(Stored data)

╭──

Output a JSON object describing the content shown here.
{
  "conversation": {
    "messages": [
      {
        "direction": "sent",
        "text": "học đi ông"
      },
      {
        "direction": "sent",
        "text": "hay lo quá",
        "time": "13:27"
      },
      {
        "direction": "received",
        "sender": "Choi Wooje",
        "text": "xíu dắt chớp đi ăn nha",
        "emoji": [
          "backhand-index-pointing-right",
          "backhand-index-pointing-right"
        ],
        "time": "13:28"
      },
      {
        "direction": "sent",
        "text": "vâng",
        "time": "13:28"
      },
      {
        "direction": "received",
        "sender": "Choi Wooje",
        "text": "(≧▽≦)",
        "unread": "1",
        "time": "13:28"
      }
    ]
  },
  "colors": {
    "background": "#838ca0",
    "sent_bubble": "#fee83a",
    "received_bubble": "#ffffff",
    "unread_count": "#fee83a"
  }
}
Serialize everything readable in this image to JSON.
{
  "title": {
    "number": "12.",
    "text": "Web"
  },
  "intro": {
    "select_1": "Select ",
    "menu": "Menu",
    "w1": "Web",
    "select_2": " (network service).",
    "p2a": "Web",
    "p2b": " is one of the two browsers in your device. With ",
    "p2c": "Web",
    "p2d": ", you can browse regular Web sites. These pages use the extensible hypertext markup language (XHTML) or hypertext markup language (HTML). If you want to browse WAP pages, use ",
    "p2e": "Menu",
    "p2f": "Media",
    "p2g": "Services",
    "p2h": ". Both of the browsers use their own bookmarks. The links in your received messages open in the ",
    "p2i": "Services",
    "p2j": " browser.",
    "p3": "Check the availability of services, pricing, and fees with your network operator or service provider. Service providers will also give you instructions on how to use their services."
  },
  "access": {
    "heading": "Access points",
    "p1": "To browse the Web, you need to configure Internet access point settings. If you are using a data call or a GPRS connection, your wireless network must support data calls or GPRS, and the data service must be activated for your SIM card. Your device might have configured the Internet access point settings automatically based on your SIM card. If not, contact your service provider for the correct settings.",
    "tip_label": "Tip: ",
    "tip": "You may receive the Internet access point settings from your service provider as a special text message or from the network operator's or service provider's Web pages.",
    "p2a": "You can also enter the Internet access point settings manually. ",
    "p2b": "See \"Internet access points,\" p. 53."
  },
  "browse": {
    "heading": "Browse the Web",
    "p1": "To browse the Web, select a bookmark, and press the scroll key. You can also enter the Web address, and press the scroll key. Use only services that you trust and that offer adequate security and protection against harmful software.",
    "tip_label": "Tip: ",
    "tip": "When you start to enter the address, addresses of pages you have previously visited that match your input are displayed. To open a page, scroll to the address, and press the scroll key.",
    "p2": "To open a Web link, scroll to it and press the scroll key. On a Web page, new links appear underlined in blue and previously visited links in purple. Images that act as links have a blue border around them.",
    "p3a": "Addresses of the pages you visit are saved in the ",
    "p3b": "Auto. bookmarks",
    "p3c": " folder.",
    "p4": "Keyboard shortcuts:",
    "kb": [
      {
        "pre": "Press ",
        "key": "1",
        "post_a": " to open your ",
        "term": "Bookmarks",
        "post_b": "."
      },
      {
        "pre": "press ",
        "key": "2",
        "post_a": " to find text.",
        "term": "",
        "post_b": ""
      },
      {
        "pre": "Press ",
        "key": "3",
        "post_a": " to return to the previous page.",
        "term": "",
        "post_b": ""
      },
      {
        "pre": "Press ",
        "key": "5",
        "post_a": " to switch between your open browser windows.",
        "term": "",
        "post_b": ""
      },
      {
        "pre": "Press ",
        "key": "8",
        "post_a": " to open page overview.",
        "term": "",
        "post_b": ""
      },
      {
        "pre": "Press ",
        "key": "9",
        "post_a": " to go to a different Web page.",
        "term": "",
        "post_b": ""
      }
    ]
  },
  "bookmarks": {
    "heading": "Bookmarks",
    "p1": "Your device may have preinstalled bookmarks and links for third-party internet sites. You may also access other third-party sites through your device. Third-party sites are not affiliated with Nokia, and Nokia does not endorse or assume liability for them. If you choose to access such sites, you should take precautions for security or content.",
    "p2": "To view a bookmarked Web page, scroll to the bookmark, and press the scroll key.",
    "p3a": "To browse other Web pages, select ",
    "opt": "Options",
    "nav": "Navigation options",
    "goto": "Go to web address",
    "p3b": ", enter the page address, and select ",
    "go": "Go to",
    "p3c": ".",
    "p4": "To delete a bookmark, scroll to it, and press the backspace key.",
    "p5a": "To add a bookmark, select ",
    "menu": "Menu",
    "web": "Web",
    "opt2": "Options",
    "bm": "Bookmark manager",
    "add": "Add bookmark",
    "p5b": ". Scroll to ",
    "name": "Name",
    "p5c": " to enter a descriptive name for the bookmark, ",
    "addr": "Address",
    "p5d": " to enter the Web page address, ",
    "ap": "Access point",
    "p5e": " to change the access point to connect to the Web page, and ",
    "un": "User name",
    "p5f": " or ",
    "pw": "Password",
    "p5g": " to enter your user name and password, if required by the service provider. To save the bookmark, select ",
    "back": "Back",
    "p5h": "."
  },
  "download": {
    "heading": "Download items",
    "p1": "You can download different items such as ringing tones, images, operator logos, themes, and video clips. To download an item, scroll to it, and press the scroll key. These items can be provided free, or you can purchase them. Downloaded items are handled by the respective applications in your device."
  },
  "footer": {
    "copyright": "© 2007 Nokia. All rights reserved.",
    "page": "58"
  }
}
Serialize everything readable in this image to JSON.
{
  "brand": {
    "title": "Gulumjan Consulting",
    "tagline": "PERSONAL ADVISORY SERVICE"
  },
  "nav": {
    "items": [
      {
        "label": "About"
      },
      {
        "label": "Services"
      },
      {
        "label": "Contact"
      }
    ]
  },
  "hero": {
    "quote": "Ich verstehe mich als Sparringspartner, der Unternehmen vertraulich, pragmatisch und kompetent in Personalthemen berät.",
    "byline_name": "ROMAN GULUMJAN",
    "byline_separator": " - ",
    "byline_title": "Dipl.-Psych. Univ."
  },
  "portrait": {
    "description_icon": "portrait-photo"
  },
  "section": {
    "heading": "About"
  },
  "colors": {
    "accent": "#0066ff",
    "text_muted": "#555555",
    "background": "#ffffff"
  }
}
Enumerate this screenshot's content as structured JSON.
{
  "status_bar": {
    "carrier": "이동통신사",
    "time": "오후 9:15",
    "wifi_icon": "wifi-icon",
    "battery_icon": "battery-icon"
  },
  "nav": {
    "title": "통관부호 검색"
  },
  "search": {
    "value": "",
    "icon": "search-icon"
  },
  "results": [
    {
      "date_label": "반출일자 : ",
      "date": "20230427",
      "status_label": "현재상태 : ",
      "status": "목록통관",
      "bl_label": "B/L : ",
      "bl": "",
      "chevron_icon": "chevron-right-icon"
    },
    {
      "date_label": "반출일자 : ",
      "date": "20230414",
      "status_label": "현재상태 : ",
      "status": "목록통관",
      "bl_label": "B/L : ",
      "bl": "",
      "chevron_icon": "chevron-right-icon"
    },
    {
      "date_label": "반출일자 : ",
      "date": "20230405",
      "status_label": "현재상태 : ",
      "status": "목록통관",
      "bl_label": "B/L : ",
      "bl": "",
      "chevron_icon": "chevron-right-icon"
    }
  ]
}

╰──

Requirement:
Scan the listing above for the word "links" and show each line where it is found.

Exercise output:
    "p2h": ". Both of the browsers use their own bookmarks. The links in your received messages open in the ",
    "p2": "To open a Web link, scroll to it and press the scroll key. On a Web page, new links appear underlined in blue and previously visited links in purple. Images that act as links have a blue border around them.",
    "p1": "Your device may have preinstalled bookmarks and links for third-party internet sites. You may also access other third-party sites through your device. Third-party sites are not affiliated with Nokia, and Nokia does not endorse or assume liability for them. If you choose to access such sites, you should take precautions for security or content.",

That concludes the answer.